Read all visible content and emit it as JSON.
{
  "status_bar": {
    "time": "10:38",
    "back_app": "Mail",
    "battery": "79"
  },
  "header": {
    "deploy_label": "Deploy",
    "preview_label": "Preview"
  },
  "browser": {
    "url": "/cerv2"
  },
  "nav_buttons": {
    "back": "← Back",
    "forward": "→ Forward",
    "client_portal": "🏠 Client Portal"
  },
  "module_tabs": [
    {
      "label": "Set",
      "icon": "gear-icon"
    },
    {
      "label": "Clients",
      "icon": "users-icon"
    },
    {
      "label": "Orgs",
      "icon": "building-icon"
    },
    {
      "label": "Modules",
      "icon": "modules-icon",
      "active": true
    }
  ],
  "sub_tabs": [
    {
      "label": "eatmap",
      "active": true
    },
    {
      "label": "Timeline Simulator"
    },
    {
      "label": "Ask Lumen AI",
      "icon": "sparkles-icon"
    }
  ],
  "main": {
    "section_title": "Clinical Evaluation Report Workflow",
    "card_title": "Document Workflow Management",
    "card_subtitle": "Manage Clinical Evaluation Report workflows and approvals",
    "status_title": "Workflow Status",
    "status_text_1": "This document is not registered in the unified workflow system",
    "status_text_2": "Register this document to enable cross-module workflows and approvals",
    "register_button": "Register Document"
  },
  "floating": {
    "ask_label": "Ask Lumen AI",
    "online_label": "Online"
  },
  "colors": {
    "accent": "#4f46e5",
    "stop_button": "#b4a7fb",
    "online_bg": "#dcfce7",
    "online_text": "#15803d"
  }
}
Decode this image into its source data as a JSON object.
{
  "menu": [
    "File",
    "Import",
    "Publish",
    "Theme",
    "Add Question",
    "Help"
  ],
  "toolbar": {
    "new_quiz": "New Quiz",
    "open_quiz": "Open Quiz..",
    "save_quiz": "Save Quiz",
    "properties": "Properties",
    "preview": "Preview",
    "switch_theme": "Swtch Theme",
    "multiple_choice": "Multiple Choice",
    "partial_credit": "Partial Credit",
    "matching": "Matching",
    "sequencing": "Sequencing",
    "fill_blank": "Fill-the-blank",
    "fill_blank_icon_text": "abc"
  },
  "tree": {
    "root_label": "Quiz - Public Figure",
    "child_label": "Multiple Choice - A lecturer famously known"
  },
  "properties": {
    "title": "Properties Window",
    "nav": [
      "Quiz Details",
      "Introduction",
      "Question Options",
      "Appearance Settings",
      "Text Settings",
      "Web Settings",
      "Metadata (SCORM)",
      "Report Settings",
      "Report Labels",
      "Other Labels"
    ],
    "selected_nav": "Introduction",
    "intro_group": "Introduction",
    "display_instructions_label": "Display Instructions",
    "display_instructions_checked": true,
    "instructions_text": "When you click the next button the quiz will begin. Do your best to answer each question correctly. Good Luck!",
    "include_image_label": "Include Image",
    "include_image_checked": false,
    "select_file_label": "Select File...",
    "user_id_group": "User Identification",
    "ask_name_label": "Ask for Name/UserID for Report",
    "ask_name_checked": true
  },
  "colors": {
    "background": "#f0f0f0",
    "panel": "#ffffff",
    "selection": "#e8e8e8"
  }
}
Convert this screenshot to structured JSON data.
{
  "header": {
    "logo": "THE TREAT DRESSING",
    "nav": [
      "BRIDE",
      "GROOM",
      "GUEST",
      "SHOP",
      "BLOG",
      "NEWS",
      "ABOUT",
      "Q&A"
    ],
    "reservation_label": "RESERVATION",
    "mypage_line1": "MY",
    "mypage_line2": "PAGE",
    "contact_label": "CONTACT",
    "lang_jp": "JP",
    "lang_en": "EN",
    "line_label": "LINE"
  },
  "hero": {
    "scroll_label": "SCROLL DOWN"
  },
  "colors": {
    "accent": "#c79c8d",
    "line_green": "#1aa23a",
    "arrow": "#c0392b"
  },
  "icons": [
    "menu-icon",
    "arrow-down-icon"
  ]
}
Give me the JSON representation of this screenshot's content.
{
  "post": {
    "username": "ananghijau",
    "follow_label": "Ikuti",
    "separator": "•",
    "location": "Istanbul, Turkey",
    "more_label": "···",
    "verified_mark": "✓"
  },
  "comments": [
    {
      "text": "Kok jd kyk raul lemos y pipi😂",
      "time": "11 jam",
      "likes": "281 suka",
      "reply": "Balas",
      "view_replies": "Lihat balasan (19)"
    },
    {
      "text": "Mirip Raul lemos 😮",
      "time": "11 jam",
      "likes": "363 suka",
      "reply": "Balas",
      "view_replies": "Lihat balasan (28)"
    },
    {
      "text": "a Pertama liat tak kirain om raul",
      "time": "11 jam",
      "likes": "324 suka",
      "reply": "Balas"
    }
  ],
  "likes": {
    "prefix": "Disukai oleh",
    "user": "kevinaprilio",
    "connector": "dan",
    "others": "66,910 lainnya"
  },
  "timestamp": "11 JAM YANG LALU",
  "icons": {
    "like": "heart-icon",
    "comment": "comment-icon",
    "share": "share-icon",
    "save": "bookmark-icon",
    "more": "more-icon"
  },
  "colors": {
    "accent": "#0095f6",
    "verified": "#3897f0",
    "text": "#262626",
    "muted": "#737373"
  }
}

☆ ☆ ☆ ☆ ☆ ☆ ☆

## Required work
Copy all of the data exactly.

## Task output
Read all visible content and emit it as JSON.
{
  "status_bar": {
    "time": "10:38",
    "back_app": "Mail",
    "battery": "79"
  },
  "header": {
    "deploy_label": "Deploy",
    "preview_label": "Preview"
  },
  "browser": {
    "url": "/cerv2"
  },
  "nav_buttons": {
    "back": "← Back",
    "forward": "→ Forward",
    "client_portal": "🏠 Client Portal"
  },
  "module_tabs": [
    {
      "label": "Set",
      "icon": "gear-icon"
    },
    {
      "label": "Clients",
      "icon": "users-icon"
    },
    {
      "label": "Orgs",
      "icon": "building-icon"
    },
    {
      "label": "Modules",
      "icon": "modules-icon",
      "active": true
    }
  ],
  "sub_tabs": [
    {
      "label": "eatmap",
      "active": true
    },
    {
      "label": "Timeline Simulator"
    },
    {
      "label": "Ask Lumen AI",
      "icon": "sparkles-icon"
    }
  ],
  "main": {
    "section_title": "Clinical Evaluation Report Workflow",
    "card_title": "Document Workflow Management",
    "card_subtitle": "Manage Clinical Evaluation Report workflows and approvals",
    "status_title": "Workflow Status",
    "status_text_1": "This document is not registered in the unified workflow system",
    "status_text_2": "Register this document to enable cross-module workflows and approvals",
    "register_button": "Register Document"
  },
  "floating": {
    "ask_label": "Ask Lumen AI",
    "online_label": "Online"
  },
  "colors": {
    "accent": "#4f46e5",
    "stop_button": "#b4a7fb",
    "online_bg": "#dcfce7",
    "online_text": "#15803d"
  }
}
Decode this image into its source data as a JSON object.
{
  "menu": [
    "File",
    "Import",
    "Publish",
    "Theme",
    "Add Question",
    "Help"
  ],
  "toolbar": {
    "new_quiz": "New Quiz",
    "open_quiz": "Open Quiz..",
    "save_quiz": "Save Quiz",
    "properties": "Properties",
    "preview": "Preview",
    "switch_theme": "Swtch Theme",
    "multiple_choice": "Multiple Choice",
    "partial_credit": "Partial Credit",
    "matching": "Matching",
    "sequencing": "Sequencing",
    "fill_blank": "Fill-the-blank",
    "fill_blank_icon_text": "abc"
  },
  "tree": {
    "root_label": "Quiz - Public Figure",
    "child_label": "Multiple Choice - A lecturer famously known"
  },
  "properties": {
    "title": "Properties Window",
    "nav": [
      "Quiz Details",
      "Introduction",
      "Question Options",
      "Appearance Settings",
      "Text Settings",
      "Web Settings",
      "Metadata (SCORM)",
      "Report Settings",
      "Report Labels",
      "Other Labels"
    ],
    "selected_nav": "Introduction",
    "intro_group": "Introduction",
    "display_instructions_label": "Display Instructions",
    "display_instructions_checked": true,
    "instructions_text": "When you click the next button the quiz will begin. Do your best to answer each question correctly. Good Luck!",
    "include_image_label": "Include Image",
    "include_image_checked": false,
    "select_file_label": "Select File...",
    "user_id_group": "User Identification",
    "ask_name_label": "Ask for Name/UserID for Report",
    "ask_name_checked": true
  },
  "colors": {
    "background": "#f0f0f0",
    "panel": "#ffffff",
    "selection": "#e8e8e8"
  }
}
Convert this screenshot to structured JSON data.
{
  "header": {
    "logo": "THE TREAT DRESSING",
    "nav": [
      "BRIDE",
      "GROOM",
      "GUEST",
      "SHOP",
      "BLOG",
      "NEWS",
      "ABOUT",
      "Q&A"
    ],
    "reservation_label": "RESERVATION",
    "mypage_line1": "MY",
    "mypage_line2": "PAGE",
    "contact_label": "CONTACT",
    "lang_jp": "JP",
    "lang_en": "EN",
    "line_label": "LINE"
  },
  "hero": {
    "scroll_label": "SCROLL DOWN"
  },
  "colors": {
    "accent": "#c79c8d",
    "line_green": "#1aa23a",
    "arrow": "#c0392b"
  },
  "icons": [
    "menu-icon",
    "arrow-down-icon"
  ]
}
Give me the JSON representation of this screenshot's content.
{
  "post": {
    "username": "ananghijau",
    "follow_label": "Ikuti",
    "separator": "•",
    "location": "Istanbul, Turkey",
    "more_label": "···",
    "verified_mark": "✓"
  },
  "comments": [
    {
      "text": "Kok jd kyk raul lemos y pipi😂",
      "time": "11 jam",
      "likes": "281 suka",
      "reply": "Balas",
      "view_replies": "Lihat balasan (19)"
    },
    {
      "text": "Mirip Raul lemos 😮",
      "time": "11 jam",
      "likes": "363 suka",
      "reply": "Balas",
      "view_replies": "Lihat balasan (28)"
    },
    {
      "text": "a Pertama liat tak kirain om raul",
      "time": "11 jam",
      "likes": "324 suka",
      "reply": "Balas"
    }
  ],
  "likes": {
    "prefix": "Disukai oleh",
    "user": "kevinaprilio",
    "connector": "dan",
    "others": "66,910 lainnya"
  },
  "timestamp": "11 JAM YANG LALU",
  "icons": {
    "like": "heart-icon",
    "comment": "comment-icon",
    "share": "share-icon",
    "save": "bookmark-icon",
    "more": "more-icon"
  },
  "colors": {
    "accent": "#0095f6",
    "verified": "#3897f0",
    "text": "#262626",
    "muted": "#737373"
  }
}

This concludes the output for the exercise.